### Goal:
Set down each line of the data below exactly as it stands, dropping the pictures.

### Input records:
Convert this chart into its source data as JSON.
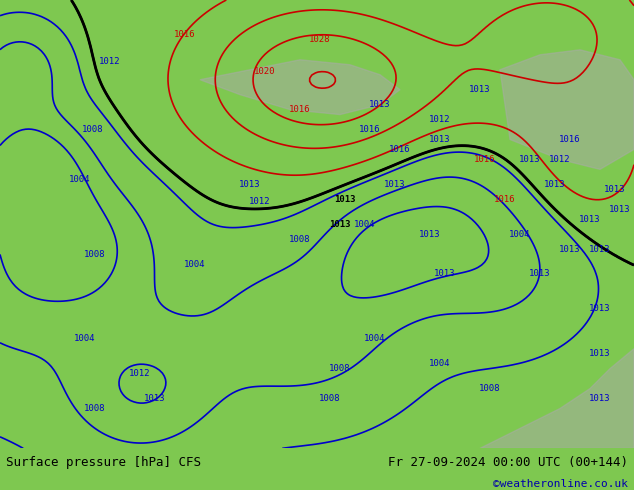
{
  "title_left": "Surface pressure [hPa] CFS",
  "title_right": "Fr 27-09-2024 00:00 UTC (00+144)",
  "credit": "©weatheronline.co.uk",
  "bg_color": "#7ec850",
  "land_color": "#9dd668",
  "sea_color": "#a0d060",
  "text_color_black": "#000000",
  "text_color_red": "#cc0000",
  "text_color_blue": "#0000cc",
  "text_color_credit": "#0000aa",
  "bottom_bar_color": "#ffffff",
  "figsize": [
    6.34,
    4.9
  ],
  "dpi": 100
}
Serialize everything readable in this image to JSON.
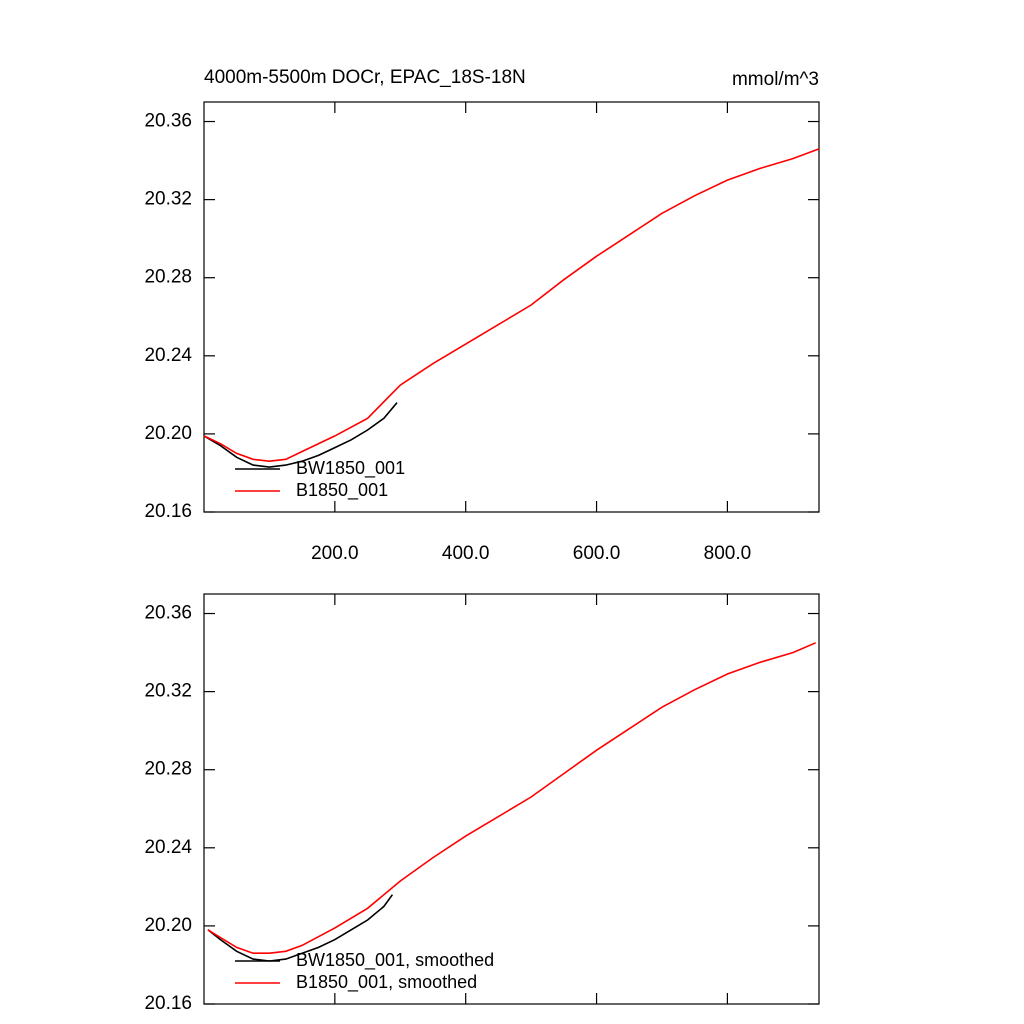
{
  "chart_data": [
    {
      "type": "line",
      "title": "4000m-5500m DOCr, EPAC_18S-18N",
      "units": "mmol/m^3",
      "xlim": [
        0,
        940
      ],
      "ylim": [
        20.16,
        20.37
      ],
      "xticks": [
        {
          "value": 200,
          "label": "200.0"
        },
        {
          "value": 400,
          "label": "400.0"
        },
        {
          "value": 600,
          "label": "600.0"
        },
        {
          "value": 800,
          "label": "800.0"
        }
      ],
      "yticks": [
        20.16,
        {
          "value": 20.2,
          "label": "20.20"
        },
        20.24,
        20.28,
        20.32,
        20.36
      ],
      "xtick_labels": true,
      "legend": "lower left",
      "series": [
        {
          "name": "BW1850_001",
          "color": "#000000",
          "x": [
            0,
            25,
            50,
            75,
            100,
            125,
            150,
            175,
            200,
            225,
            250,
            275,
            295
          ],
          "values": [
            20.199,
            20.194,
            20.188,
            20.184,
            20.183,
            20.184,
            20.186,
            20.189,
            20.193,
            20.197,
            20.202,
            20.208,
            20.216
          ]
        },
        {
          "name": "B1850_001",
          "color": "#ff0000",
          "x": [
            0,
            25,
            50,
            75,
            100,
            125,
            150,
            200,
            250,
            300,
            350,
            400,
            450,
            500,
            550,
            600,
            650,
            700,
            750,
            800,
            850,
            900,
            940
          ],
          "values": [
            20.199,
            20.195,
            20.19,
            20.187,
            20.186,
            20.187,
            20.191,
            20.199,
            20.208,
            20.225,
            20.236,
            20.246,
            20.256,
            20.266,
            20.279,
            20.291,
            20.302,
            20.313,
            20.322,
            20.33,
            20.336,
            20.341,
            20.346
          ]
        }
      ]
    },
    {
      "type": "line",
      "xlim": [
        0,
        940
      ],
      "ylim": [
        20.16,
        20.37
      ],
      "xticks": [
        200,
        400,
        600,
        800
      ],
      "yticks": [
        20.16,
        {
          "value": 20.2,
          "label": "20.20"
        },
        20.24,
        20.28,
        20.32,
        20.36
      ],
      "xtick_labels": false,
      "legend": "lower left",
      "series": [
        {
          "name": "BW1850_001, smoothed",
          "color": "#000000",
          "x": [
            6,
            25,
            50,
            75,
            100,
            125,
            150,
            175,
            200,
            225,
            250,
            275,
            288
          ],
          "values": [
            20.198,
            20.193,
            20.187,
            20.183,
            20.182,
            20.183,
            20.186,
            20.189,
            20.193,
            20.198,
            20.203,
            20.21,
            20.216
          ]
        },
        {
          "name": "B1850_001, smoothed",
          "color": "#ff0000",
          "x": [
            6,
            25,
            50,
            75,
            100,
            125,
            150,
            200,
            250,
            300,
            350,
            400,
            450,
            500,
            550,
            600,
            650,
            700,
            750,
            800,
            850,
            900,
            935
          ],
          "values": [
            20.198,
            20.194,
            20.189,
            20.186,
            20.186,
            20.187,
            20.19,
            20.199,
            20.209,
            20.223,
            20.235,
            20.246,
            20.256,
            20.266,
            20.278,
            20.29,
            20.301,
            20.312,
            20.321,
            20.329,
            20.335,
            20.34,
            20.345
          ]
        }
      ]
    }
  ]
}
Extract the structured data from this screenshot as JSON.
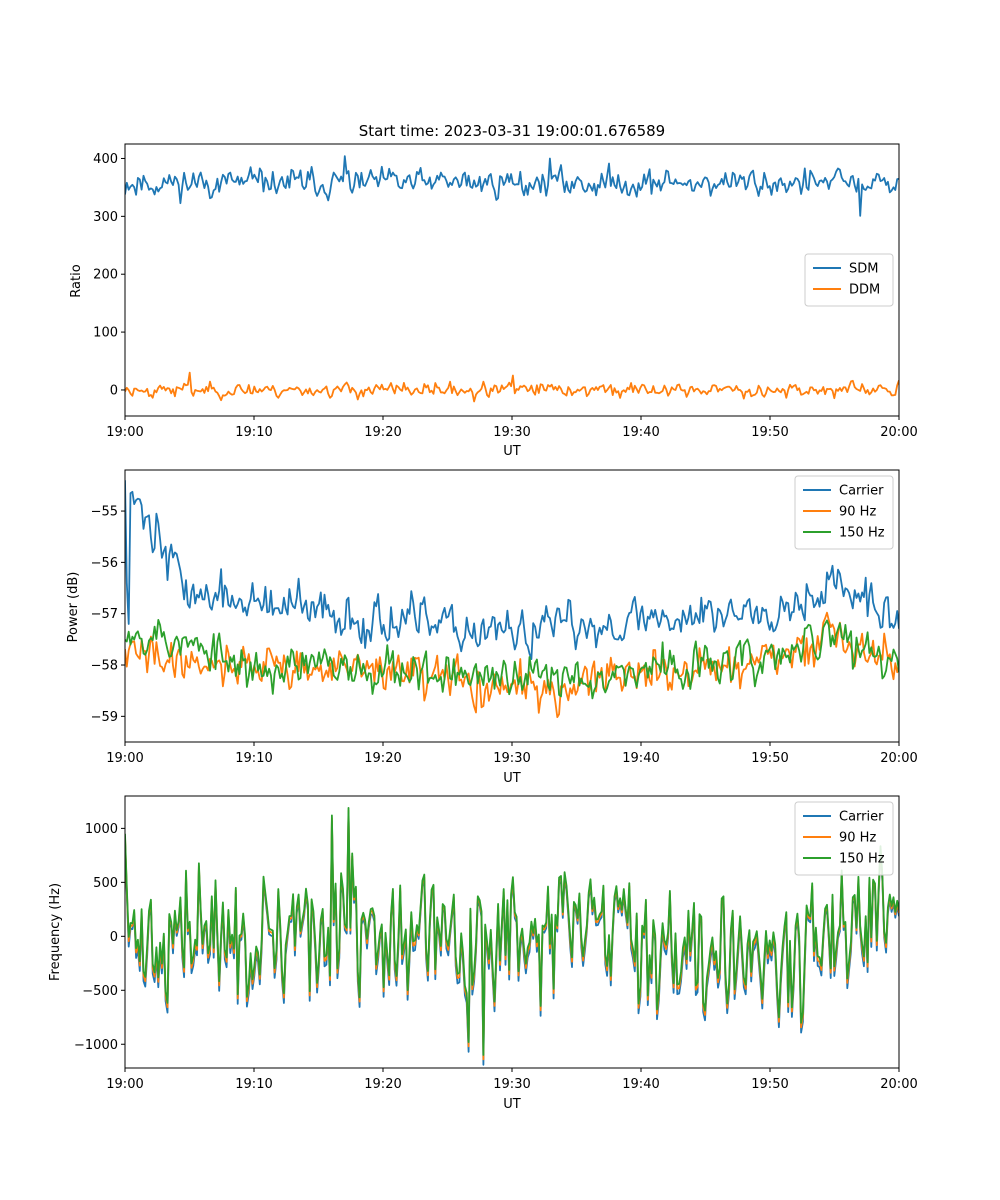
{
  "chart_data": [
    {
      "type": "line",
      "title": "Start time: 2023-03-31 19:00:01.676589",
      "xlabel": "UT",
      "ylabel": "Ratio",
      "x_ticks": [
        "19:00",
        "19:10",
        "19:20",
        "19:30",
        "19:40",
        "19:50",
        "20:00"
      ],
      "xlim": [
        "19:00",
        "20:00"
      ],
      "y_ticks": [
        0,
        100,
        200,
        300,
        400
      ],
      "ylim": [
        -45,
        425
      ],
      "grid": false,
      "legend": "center-right",
      "series": [
        {
          "name": "SDM",
          "color": "#1f77b4",
          "mean": 358,
          "amplitude": 16,
          "seed": 11,
          "x": [
            "19:05",
            "19:17",
            "19:33",
            "19:57"
          ],
          "values": [
            350,
            404,
            400,
            301
          ]
        },
        {
          "name": "DDM",
          "color": "#ff7f0e",
          "mean": 0,
          "amplitude": 8,
          "seed": 23,
          "x": [
            "19:05",
            "19:27",
            "19:30"
          ],
          "values": [
            30,
            -20,
            25
          ]
        }
      ]
    },
    {
      "type": "line",
      "title": "",
      "xlabel": "UT",
      "ylabel": "Power (dB)",
      "x_ticks": [
        "19:00",
        "19:10",
        "19:20",
        "19:30",
        "19:40",
        "19:50",
        "20:00"
      ],
      "xlim": [
        "19:00",
        "20:00"
      ],
      "y_ticks": [
        -59,
        -58,
        -57,
        -56,
        -55
      ],
      "ylim": [
        -59.5,
        -54.2
      ],
      "grid": false,
      "legend": "top-right",
      "series": [
        {
          "name": "Carrier",
          "color": "#1f77b4",
          "amplitude": 0.3,
          "seed": 37,
          "x": [
            "19:00",
            "19:05",
            "19:15",
            "19:30",
            "19:40",
            "19:50",
            "19:55",
            "20:00"
          ],
          "values": [
            -54.4,
            -56.6,
            -57.0,
            -57.4,
            -57.1,
            -56.9,
            -56.4,
            -57.2
          ]
        },
        {
          "name": "90 Hz",
          "color": "#ff7f0e",
          "amplitude": 0.28,
          "seed": 41,
          "x": [
            "19:00",
            "19:10",
            "19:20",
            "19:30",
            "19:40",
            "19:50",
            "19:55",
            "20:00"
          ],
          "values": [
            -57.8,
            -58.0,
            -58.1,
            -58.5,
            -58.2,
            -57.9,
            -57.5,
            -58.0
          ]
        },
        {
          "name": "150 Hz",
          "color": "#2ca02c",
          "amplitude": 0.28,
          "seed": 53,
          "x": [
            "19:00",
            "19:10",
            "19:20",
            "19:30",
            "19:40",
            "19:50",
            "19:55",
            "20:00"
          ],
          "values": [
            -57.2,
            -58.1,
            -58.0,
            -58.3,
            -58.1,
            -57.9,
            -57.4,
            -58.0
          ]
        }
      ]
    },
    {
      "type": "line",
      "title": "",
      "xlabel": "UT",
      "ylabel": "Frequency (Hz)",
      "x_ticks": [
        "19:00",
        "19:10",
        "19:20",
        "19:30",
        "19:40",
        "19:50",
        "20:00"
      ],
      "xlim": [
        "19:00",
        "20:00"
      ],
      "y_ticks": [
        -1000,
        -500,
        0,
        500,
        1000
      ],
      "ylim": [
        -1220,
        1300
      ],
      "grid": false,
      "legend": "top-right",
      "series": [
        {
          "name": "Carrier",
          "color": "#1f77b4",
          "offset": -90,
          "scale": 1.0
        },
        {
          "name": "90 Hz",
          "color": "#ff7f0e",
          "offset": -40,
          "scale": 1.0
        },
        {
          "name": "150 Hz",
          "color": "#2ca02c",
          "offset": 0,
          "scale": 1.0
        }
      ],
      "shared_signal": {
        "mean": 0,
        "amplitude": 400,
        "seed": 71,
        "max": 1190,
        "min": -1100
      }
    }
  ]
}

### Exercise result:
Convert this chart into its source data as JSON.
{
  "title_left": "Surface pressure [hPa] CFS",
  "title_right": "Fr 27-09-2024 00:00 UTC (00+144)",
  "credit": "©weatheronline.co.uk",
  "bg_color": "#7ec850",
  "land_color": "#9dd668",
  "sea_color": "#a0d060",
  "text_color_black": "#000000",
  "text_color_red": "#cc0000",
  "text_color_blue": "#0000cc",
  "text_color_credit": "#0000aa",
  "bottom_bar_color": "#ffffff",
  "figsize": [
    6.34,
    4.9
  ],
  "dpi": 100
}
Serialize everything readable in this image to JSON.
{
  "chart_data": [
    {
      "type": "line",
      "title": "4000m-5500m DOCr, EPAC_18S-18N",
      "units": "mmol/m^3",
      "xlim": [
        0,
        940
      ],
      "ylim": [
        20.16,
        20.37
      ],
      "xticks": [
        {
          "value": 200,
          "label": "200.0"
        },
        {
          "value": 400,
          "label": "400.0"
        },
        {
          "value": 600,
          "label": "600.0"
        },
        {
          "value": 800,
          "label": "800.0"
        }
      ],
      "yticks": [
        20.16,
        {
          "value": 20.2,
          "label": "20.20"
        },
        20.24,
        20.28,
        20.32,
        20.36
      ],
      "xtick_labels": true,
      "legend": "lower left",
      "series": [
        {
          "name": "BW1850_001",
          "color": "#000000",
          "x": [
            0,
            25,
            50,
            75,
            100,
            125,
            150,
            175,
            200,
            225,
            250,
            275,
            295
          ],
          "values": [
            20.199,
            20.194,
            20.188,
            20.184,
            20.183,
            20.184,
            20.186,
            20.189,
            20.193,
            20.197,
            20.202,
            20.208,
            20.216
          ]
        },
        {
          "name": "B1850_001",
          "color": "#ff0000",
          "x": [
            0,
            25,
            50,
            75,
            100,
            125,
            150,
            200,
            250,
            300,
            350,
            400,
            450,
            500,
            550,
            600,
            650,
            700,
            750,
            800,
            850,
            900,
            940
          ],
          "values": [
            20.199,
            20.195,
            20.19,
            20.187,
            20.186,
            20.187,
            20.191,
            20.199,
            20.208,
            20.225,
            20.236,
            20.246,
            20.256,
            20.266,
            20.279,
            20.291,
            20.302,
            20.313,
            20.322,
            20.33,
            20.336,
            20.341,
            20.346
          ]
        }
      ]
    },
    {
      "type": "line",
      "xlim": [
        0,
        940
      ],
      "ylim": [
        20.16,
        20.37
      ],
      "xticks": [
        200,
        400,
        600,
        800
      ],
      "yticks": [
        20.16,
        {
          "value": 20.2,
          "label": "20.20"
        },
        20.24,
        20.28,
        20.32,
        20.36
      ],
      "xtick_labels": false,
      "legend": "lower left",
      "series": [
        {
          "name": "BW1850_001, smoothed",
          "color": "#000000",
          "x": [
            6,
            25,
            50,
            75,
            100,
            125,
            150,
            175,
            200,
            225,
            250,
            275,
            288
          ],
          "values": [
            20.198,
            20.193,
            20.187,
            20.183,
            20.182,
            20.183,
            20.186,
            20.189,
            20.193,
            20.198,
            20.203,
            20.21,
            20.216
          ]
        },
        {
          "name": "B1850_001, smoothed",
          "color": "#ff0000",
          "x": [
            6,
            25,
            50,
            75,
            100,
            125,
            150,
            200,
            250,
            300,
            350,
            400,
            450,
            500,
            550,
            600,
            650,
            700,
            750,
            800,
            850,
            900,
            935
          ],
          "values": [
            20.198,
            20.194,
            20.189,
            20.186,
            20.186,
            20.187,
            20.19,
            20.199,
            20.209,
            20.223,
            20.235,
            20.246,
            20.256,
            20.266,
            20.278,
            20.29,
            20.301,
            20.312,
            20.321,
            20.329,
            20.335,
            20.34,
            20.345
          ]
        }
      ]
    }
  ]
}
Extract the structured data from this screenshot as JSON.
{
  "chart_data": [
    {
      "type": "line",
      "title": "Start time: 2023-03-31 19:00:01.676589",
      "xlabel": "UT",
      "ylabel": "Ratio",
      "x_ticks": [
        "19:00",
        "19:10",
        "19:20",
        "19:30",
        "19:40",
        "19:50",
        "20:00"
      ],
      "xlim": [
        "19:00",
        "20:00"
      ],
      "y_ticks": [
        0,
        100,
        200,
        300,
        400
      ],
      "ylim": [
        -45,
        425
      ],
      "grid": false,
      "legend": "center-right",
      "series": [
        {
          "name": "SDM",
          "color": "#1f77b4",
          "mean": 358,
          "amplitude": 16,
          "seed": 11,
          "x": [
            "19:05",
            "19:17",
            "19:33",
            "19:57"
          ],
          "values": [
            350,
            404,
            400,
            301
          ]
        },
        {
          "name": "DDM",
          "color": "#ff7f0e",
          "mean": 0,
          "amplitude": 8,
          "seed": 23,
          "x": [
            "19:05",
            "19:27",
            "19:30"
          ],
          "values": [
            30,
            -20,
            25
          ]
        }
      ]
    },
    {
      "type": "line",
      "title": "",
      "xlabel": "UT",
      "ylabel": "Power (dB)",
      "x_ticks": [
        "19:00",
        "19:10",
        "19:20",
        "19:30",
        "19:40",
        "19:50",
        "20:00"
      ],
      "xlim": [
        "19:00",
        "20:00"
      ],
      "y_ticks": [
        -59,
        -58,
        -57,
        -56,
        -55
      ],
      "ylim": [
        -59.5,
        -54.2
      ],
      "grid": false,
      "legend": "top-right",
      "series": [
        {
          "name": "Carrier",
          "color": "#1f77b4",
          "amplitude": 0.3,
          "seed": 37,
          "x": [
            "19:00",
            "19:05",
            "19:15",
            "19:30",
            "19:40",
            "19:50",
            "19:55",
            "20:00"
          ],
          "values": [
            -54.4,
            -56.6,
            -57.0,
            -57.4,
            -57.1,
            -56.9,
            -56.4,
            -57.2
          ]
        },
        {
          "name": "90 Hz",
          "color": "#ff7f0e",
          "amplitude": 0.28,
          "seed": 41,
          "x": [
            "19:00",
            "19:10",
            "19:20",
            "19:30",
            "19:40",
            "19:50",
            "19:55",
            "20:00"
          ],
          "values": [
            -57.8,
            -58.0,
            -58.1,
            -58.5,
            -58.2,
            -57.9,
            -57.5,
            -58.0
          ]
        },
        {
          "name": "150 Hz",
          "color": "#2ca02c",
          "amplitude": 0.28,
          "seed": 53,
          "x": [
            "19:00",
            "19:10",
            "19:20",
            "19:30",
            "19:40",
            "19:50",
            "19:55",
            "20:00"
          ],
          "values": [
            -57.2,
            -58.1,
            -58.0,
            -58.3,
            -58.1,
            -57.9,
            -57.4,
            -58.0
          ]
        }
      ]
    },
    {
      "type": "line",
      "title": "",
      "xlabel": "UT",
      "ylabel": "Frequency (Hz)",
      "x_ticks": [
        "19:00",
        "19:10",
        "19:20",
        "19:30",
        "19:40",
        "19:50",
        "20:00"
      ],
      "xlim": [
        "19:00",
        "20:00"
      ],
      "y_ticks": [
        -1000,
        -500,
        0,
        500,
        1000
      ],
      "ylim": [
        -1220,
        1300
      ],
      "grid": false,
      "legend": "top-right",
      "series": [
        {
          "name": "Carrier",
          "color": "#1f77b4",
          "offset": -90,
          "scale": 1.0
        },
        {
          "name": "90 Hz",
          "color": "#ff7f0e",
          "offset": -40,
          "scale": 1.0
        },
        {
          "name": "150 Hz",
          "color": "#2ca02c",
          "offset": 0,
          "scale": 1.0
        }
      ],
      "shared_signal": {
        "mean": 0,
        "amplitude": 400,
        "seed": 71,
        "max": 1190,
        "min": -1100
      }
    }
  ]
}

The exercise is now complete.